## Start Records shown

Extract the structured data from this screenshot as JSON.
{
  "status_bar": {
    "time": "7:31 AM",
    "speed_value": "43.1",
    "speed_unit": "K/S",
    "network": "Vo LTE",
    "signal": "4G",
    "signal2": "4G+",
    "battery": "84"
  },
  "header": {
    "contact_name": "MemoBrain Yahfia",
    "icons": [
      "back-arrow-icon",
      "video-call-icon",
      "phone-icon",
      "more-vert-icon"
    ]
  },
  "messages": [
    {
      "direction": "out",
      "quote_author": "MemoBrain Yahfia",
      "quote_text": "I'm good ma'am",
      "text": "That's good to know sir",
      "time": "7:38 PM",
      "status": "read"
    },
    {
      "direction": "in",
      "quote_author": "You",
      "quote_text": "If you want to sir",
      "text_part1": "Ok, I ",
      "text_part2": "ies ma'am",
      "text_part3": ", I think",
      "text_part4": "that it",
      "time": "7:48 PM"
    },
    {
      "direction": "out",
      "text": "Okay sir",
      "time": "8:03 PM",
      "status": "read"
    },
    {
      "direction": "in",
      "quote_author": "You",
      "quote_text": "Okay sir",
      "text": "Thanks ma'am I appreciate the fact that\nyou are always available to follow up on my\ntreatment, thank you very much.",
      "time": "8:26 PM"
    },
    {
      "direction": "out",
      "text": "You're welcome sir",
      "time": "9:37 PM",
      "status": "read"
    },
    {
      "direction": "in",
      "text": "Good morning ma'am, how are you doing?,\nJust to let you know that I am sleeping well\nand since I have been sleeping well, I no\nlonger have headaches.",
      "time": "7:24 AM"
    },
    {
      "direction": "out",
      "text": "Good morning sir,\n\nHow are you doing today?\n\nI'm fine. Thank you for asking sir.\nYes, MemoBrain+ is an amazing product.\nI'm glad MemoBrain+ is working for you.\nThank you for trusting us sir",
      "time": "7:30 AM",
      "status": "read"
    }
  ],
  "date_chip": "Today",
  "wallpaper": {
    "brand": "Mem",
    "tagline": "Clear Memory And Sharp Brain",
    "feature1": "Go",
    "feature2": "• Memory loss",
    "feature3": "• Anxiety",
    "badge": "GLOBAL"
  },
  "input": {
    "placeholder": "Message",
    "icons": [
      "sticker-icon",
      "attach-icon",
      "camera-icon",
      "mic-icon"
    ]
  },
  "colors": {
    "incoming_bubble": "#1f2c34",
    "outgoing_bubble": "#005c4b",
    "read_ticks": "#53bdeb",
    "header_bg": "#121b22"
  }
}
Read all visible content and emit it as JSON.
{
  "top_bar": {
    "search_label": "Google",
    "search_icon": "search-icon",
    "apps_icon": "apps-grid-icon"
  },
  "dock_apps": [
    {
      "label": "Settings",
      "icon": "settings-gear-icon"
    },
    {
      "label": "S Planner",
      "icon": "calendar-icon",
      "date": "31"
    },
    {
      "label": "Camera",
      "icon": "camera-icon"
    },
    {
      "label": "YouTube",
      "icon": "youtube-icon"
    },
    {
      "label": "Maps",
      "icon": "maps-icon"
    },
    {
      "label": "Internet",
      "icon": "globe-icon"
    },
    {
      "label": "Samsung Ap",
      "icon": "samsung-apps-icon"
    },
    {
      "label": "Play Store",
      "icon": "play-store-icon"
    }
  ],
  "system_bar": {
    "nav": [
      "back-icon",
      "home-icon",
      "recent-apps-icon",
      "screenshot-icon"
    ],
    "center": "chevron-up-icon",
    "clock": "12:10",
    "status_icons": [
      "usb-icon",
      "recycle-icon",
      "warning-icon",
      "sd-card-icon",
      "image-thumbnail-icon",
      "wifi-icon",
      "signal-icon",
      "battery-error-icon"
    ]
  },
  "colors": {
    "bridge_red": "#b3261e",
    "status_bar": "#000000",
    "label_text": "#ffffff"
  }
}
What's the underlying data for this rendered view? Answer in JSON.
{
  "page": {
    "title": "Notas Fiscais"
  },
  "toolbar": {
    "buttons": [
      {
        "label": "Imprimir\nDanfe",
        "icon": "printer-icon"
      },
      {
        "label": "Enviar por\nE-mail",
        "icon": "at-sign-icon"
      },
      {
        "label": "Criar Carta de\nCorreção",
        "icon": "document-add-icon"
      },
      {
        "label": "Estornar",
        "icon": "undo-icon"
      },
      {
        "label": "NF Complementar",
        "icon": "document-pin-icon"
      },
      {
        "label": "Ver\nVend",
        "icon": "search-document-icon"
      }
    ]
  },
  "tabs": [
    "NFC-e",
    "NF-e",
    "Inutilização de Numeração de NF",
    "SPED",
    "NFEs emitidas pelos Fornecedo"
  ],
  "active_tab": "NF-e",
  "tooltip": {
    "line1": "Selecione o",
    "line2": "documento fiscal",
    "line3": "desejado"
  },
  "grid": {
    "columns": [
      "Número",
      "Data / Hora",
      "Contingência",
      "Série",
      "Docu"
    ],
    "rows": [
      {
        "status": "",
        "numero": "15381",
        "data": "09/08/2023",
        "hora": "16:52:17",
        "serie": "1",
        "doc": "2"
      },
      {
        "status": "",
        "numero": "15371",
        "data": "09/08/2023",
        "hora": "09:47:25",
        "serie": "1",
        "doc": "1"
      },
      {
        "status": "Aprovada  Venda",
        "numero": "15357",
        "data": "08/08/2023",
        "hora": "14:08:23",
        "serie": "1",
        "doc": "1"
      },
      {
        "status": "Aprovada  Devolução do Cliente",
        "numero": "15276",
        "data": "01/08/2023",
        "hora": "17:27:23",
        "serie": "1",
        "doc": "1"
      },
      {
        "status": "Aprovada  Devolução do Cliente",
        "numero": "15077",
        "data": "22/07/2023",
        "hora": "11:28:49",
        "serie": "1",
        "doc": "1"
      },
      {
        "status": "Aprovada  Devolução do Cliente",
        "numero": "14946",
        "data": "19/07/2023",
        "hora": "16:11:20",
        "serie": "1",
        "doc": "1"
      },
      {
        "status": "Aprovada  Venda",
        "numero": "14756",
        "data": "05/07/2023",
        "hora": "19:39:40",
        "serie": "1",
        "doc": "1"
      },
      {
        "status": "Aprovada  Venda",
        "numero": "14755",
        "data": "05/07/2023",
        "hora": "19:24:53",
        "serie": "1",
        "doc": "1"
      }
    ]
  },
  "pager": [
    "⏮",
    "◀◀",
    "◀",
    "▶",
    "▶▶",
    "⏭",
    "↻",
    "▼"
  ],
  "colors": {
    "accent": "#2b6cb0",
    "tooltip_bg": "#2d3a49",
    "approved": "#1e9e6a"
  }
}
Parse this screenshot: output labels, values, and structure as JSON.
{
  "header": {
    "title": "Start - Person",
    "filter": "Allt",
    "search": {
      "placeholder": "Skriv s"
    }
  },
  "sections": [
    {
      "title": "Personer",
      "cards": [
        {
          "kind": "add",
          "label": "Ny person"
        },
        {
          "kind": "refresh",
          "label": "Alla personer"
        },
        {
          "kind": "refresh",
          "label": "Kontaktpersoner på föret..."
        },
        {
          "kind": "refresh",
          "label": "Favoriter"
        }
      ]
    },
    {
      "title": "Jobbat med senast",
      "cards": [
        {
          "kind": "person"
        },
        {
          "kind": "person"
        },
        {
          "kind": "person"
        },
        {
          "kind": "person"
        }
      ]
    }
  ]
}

## End Records shown

Task requirements:
Produce an exact copy of the lines from the one containing "Parse this screenshot: output" through the last line, and of nothing else.

Task result:
Parse this screenshot: output labels, values, and structure as JSON.
{
  "header": {
    "title": "Start - Person",
    "filter": "Allt",
    "search": {
      "placeholder": "Skriv s"
    }
  },
  "sections": [
    {
      "title": "Personer",
      "cards": [
        {
          "kind": "add",
          "label": "Ny person"
        },
        {
          "kind": "refresh",
          "label": "Alla personer"
        },
        {
          "kind": "refresh",
          "label": "Kontaktpersoner på föret..."
        },
        {
          "kind": "refresh",
          "label": "Favoriter"
        }
      ]
    },
    {
      "title": "Jobbat med senast",
      "cards": [
        {
          "kind": "person"
        },
        {
          "kind": "person"
        },
        {
          "kind": "person"
        },
        {
          "kind": "person"
        }
      ]
    }
  ]
}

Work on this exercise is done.